WHAT IS EXPECTED – Reproduce exactly the lines from the line containing "Convert this screenshot" through the end of the records below, including both ends, and nothing else.

Stored data –
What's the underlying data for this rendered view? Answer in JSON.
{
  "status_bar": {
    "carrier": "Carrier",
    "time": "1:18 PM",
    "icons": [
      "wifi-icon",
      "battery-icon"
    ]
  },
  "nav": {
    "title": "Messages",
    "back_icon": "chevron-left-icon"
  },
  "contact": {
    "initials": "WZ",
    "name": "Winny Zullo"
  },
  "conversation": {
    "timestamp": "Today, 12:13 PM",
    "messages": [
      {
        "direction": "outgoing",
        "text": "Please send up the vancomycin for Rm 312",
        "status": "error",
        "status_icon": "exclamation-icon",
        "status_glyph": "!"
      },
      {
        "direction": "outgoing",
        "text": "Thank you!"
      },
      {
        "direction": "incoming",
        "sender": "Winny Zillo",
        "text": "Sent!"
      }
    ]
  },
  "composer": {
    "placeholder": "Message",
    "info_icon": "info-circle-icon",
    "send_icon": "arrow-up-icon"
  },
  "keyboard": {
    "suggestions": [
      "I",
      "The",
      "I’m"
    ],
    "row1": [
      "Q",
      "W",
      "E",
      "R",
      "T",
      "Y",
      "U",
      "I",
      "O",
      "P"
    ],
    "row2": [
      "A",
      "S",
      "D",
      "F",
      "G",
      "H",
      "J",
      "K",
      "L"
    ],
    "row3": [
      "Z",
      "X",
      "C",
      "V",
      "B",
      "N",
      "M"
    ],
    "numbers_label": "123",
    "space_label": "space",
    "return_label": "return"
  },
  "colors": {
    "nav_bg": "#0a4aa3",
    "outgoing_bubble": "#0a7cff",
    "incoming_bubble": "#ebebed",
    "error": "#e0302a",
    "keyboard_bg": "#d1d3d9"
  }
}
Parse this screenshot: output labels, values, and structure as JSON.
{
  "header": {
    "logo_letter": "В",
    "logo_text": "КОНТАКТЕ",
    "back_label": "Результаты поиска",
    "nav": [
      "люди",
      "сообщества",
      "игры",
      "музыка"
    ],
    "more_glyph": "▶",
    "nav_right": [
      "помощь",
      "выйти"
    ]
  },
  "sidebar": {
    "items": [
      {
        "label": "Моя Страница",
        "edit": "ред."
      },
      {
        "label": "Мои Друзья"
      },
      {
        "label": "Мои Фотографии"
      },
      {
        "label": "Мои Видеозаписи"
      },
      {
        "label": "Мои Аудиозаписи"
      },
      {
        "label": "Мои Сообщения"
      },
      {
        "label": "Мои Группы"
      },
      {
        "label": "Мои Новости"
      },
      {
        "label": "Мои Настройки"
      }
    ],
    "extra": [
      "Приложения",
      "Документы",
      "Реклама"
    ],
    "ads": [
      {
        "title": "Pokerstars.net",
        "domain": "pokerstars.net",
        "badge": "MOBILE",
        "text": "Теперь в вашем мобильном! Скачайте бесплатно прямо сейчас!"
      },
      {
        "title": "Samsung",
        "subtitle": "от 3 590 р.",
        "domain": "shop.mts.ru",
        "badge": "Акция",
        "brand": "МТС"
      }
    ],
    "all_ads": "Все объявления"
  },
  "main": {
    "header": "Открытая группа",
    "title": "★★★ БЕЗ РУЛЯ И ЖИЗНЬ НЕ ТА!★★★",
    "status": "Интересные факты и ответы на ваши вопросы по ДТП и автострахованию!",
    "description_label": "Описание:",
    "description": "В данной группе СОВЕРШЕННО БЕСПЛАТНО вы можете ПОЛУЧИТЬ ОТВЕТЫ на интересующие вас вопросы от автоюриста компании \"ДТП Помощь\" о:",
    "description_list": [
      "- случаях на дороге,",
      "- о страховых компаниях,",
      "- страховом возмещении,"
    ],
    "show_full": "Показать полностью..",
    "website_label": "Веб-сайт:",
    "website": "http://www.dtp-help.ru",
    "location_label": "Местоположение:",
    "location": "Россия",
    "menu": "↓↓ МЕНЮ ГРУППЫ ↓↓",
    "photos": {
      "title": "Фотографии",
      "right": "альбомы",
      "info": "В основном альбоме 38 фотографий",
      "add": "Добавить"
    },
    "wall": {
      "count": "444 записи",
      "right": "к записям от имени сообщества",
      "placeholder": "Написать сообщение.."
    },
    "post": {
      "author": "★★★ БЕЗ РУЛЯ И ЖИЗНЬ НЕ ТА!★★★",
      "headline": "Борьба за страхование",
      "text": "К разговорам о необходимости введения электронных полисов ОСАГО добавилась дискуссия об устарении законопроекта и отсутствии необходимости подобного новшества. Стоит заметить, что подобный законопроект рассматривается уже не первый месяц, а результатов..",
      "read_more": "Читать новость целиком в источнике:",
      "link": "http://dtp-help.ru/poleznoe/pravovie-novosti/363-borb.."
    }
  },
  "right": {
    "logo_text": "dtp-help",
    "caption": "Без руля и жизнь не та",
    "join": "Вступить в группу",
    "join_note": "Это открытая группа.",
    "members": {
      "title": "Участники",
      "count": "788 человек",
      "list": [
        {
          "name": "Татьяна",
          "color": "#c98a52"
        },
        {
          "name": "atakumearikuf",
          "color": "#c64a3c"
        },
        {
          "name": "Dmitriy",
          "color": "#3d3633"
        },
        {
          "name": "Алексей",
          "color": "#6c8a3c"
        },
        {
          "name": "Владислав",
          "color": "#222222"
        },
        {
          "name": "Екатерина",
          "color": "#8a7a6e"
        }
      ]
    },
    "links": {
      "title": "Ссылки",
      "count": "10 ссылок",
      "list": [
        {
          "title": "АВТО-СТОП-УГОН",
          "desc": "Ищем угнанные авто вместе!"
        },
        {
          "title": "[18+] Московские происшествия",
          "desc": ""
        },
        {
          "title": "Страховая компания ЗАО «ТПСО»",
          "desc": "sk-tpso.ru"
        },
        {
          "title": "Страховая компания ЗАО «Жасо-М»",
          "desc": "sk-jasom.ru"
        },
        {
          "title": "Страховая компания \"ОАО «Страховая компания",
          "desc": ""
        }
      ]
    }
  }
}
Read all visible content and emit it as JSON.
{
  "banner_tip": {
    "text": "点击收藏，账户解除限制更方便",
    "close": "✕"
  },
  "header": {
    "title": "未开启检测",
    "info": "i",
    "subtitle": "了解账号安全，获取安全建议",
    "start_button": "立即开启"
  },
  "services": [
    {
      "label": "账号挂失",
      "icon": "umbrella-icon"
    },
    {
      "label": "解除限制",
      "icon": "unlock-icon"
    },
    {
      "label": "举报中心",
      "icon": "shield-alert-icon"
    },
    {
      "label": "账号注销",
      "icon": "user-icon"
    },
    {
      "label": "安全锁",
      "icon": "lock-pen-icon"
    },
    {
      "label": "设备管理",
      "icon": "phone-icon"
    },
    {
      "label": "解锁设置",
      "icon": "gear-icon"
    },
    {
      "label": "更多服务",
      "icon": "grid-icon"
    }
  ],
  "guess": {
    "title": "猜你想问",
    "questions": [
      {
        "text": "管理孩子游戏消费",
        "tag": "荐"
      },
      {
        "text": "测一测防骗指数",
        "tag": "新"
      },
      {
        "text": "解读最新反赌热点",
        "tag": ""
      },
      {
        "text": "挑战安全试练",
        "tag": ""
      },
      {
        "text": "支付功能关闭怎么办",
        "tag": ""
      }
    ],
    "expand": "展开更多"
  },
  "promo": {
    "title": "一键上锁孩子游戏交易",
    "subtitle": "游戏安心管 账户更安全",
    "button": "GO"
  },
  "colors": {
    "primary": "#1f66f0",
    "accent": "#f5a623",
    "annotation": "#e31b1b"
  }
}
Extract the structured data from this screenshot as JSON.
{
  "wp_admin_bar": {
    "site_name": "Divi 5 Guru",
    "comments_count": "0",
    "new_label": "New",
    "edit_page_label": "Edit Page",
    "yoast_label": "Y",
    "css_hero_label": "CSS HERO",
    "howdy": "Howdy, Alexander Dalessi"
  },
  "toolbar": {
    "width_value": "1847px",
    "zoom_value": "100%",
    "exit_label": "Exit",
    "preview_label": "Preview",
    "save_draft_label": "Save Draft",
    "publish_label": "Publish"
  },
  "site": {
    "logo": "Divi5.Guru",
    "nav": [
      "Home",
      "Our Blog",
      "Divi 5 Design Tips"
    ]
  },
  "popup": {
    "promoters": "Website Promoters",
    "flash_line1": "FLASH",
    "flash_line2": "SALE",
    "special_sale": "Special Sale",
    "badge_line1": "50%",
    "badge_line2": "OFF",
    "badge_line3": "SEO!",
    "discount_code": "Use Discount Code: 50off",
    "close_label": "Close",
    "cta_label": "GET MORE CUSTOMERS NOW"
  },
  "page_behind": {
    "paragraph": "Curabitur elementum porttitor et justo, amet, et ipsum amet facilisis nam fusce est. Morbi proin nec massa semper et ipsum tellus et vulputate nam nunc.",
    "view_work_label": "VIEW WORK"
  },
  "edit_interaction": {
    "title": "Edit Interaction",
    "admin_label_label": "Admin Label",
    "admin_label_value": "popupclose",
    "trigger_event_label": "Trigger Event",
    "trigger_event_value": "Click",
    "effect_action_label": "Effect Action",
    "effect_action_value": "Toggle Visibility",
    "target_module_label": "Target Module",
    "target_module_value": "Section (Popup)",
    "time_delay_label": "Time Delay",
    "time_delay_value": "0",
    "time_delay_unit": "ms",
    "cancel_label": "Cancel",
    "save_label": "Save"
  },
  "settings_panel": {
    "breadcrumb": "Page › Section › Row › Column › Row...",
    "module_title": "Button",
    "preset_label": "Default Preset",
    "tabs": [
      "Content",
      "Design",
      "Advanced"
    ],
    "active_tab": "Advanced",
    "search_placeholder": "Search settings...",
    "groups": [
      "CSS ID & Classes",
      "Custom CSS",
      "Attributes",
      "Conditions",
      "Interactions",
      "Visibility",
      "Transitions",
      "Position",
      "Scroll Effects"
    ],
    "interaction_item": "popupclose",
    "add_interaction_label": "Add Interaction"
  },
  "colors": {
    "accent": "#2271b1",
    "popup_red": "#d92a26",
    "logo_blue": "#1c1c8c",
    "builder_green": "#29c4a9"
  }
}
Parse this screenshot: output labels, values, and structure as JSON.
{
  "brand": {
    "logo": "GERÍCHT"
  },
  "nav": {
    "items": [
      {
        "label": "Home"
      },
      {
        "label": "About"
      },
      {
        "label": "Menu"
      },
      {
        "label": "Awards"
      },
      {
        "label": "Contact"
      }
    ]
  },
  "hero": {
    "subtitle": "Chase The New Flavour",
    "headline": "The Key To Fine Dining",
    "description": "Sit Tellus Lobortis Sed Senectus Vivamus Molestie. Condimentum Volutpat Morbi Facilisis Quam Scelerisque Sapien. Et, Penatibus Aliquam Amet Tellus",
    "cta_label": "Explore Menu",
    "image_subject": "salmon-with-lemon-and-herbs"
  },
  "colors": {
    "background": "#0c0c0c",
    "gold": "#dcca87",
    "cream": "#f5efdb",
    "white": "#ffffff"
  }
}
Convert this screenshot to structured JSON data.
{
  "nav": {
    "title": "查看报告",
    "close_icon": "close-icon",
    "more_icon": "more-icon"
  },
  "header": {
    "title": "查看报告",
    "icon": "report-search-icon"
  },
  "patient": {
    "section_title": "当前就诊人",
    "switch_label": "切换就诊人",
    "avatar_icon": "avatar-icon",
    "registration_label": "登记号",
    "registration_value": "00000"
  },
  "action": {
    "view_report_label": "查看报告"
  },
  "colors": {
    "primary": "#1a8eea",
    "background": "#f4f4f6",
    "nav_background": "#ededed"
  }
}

WORKED ANSWER –
Convert this screenshot to structured JSON data.
{
  "nav": {
    "title": "查看报告",
    "close_icon": "close-icon",
    "more_icon": "more-icon"
  },
  "header": {
    "title": "查看报告",
    "icon": "report-search-icon"
  },
  "patient": {
    "section_title": "当前就诊人",
    "switch_label": "切换就诊人",
    "avatar_icon": "avatar-icon",
    "registration_label": "登记号",
    "registration_value": "00000"
  },
  "action": {
    "view_report_label": "查看报告"
  },
  "colors": {
    "primary": "#1a8eea",
    "background": "#f4f4f6",
    "nav_background": "#ededed"
  }
}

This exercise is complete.